- [Short exercise]: Each entry below should be written out exactly as it is, with no pictures.

- [Material provided]:
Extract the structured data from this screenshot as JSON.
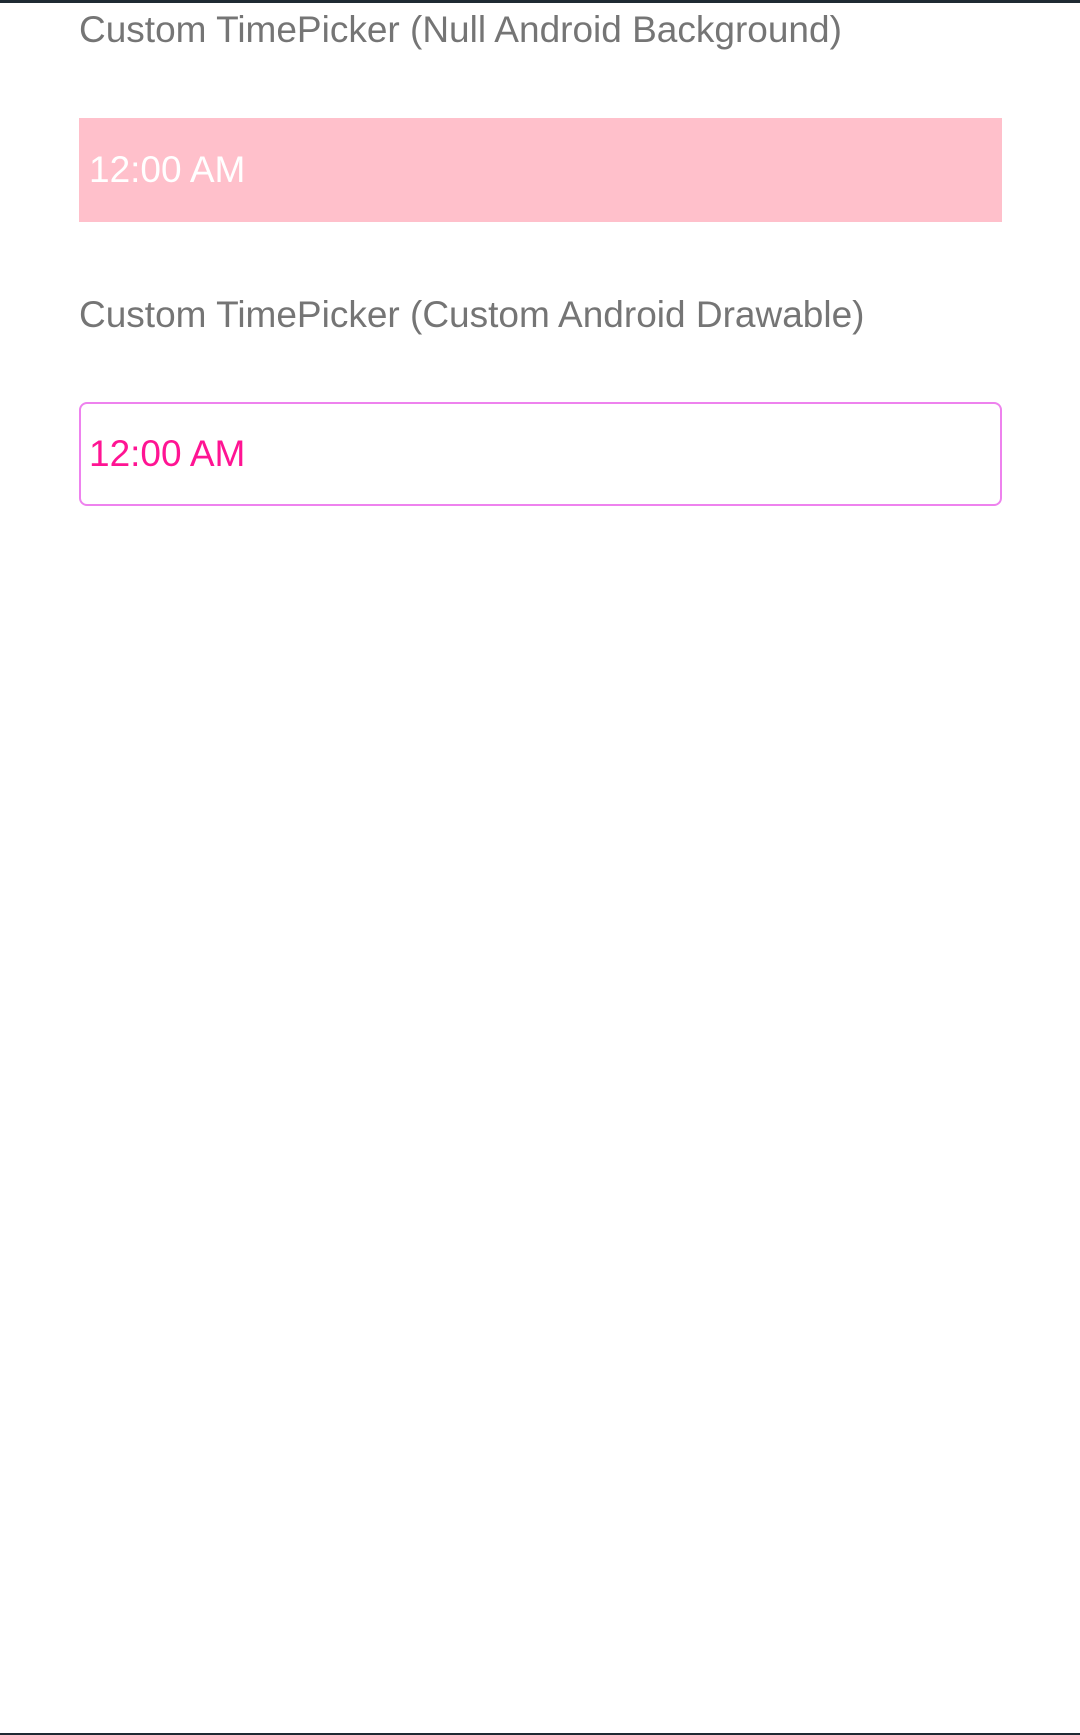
{
  "colors": {
    "label_text": "#757575",
    "null_picker_background": "#ffc0cb",
    "null_picker_text": "#ffffff",
    "drawable_picker_border": "#ee82ee",
    "drawable_picker_text": "#ff1493"
  },
  "sections": [
    {
      "label": "Custom TimePicker (Null Android Background)",
      "time_value": "12:00 AM"
    },
    {
      "label": "Custom TimePicker (Custom Android Drawable)",
      "time_value": "12:00 AM"
    }
  ]
}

- [Answer in full]:
Extract the structured data from this screenshot as JSON.
{
  "colors": {
    "label_text": "#757575",
    "null_picker_background": "#ffc0cb",
    "null_picker_text": "#ffffff",
    "drawable_picker_border": "#ee82ee",
    "drawable_picker_text": "#ff1493"
  },
  "sections": [
    {
      "label": "Custom TimePicker (Null Android Background)",
      "time_value": "12:00 AM"
    },
    {
      "label": "Custom TimePicker (Custom Android Drawable)",
      "time_value": "12:00 AM"
    }
  ]
}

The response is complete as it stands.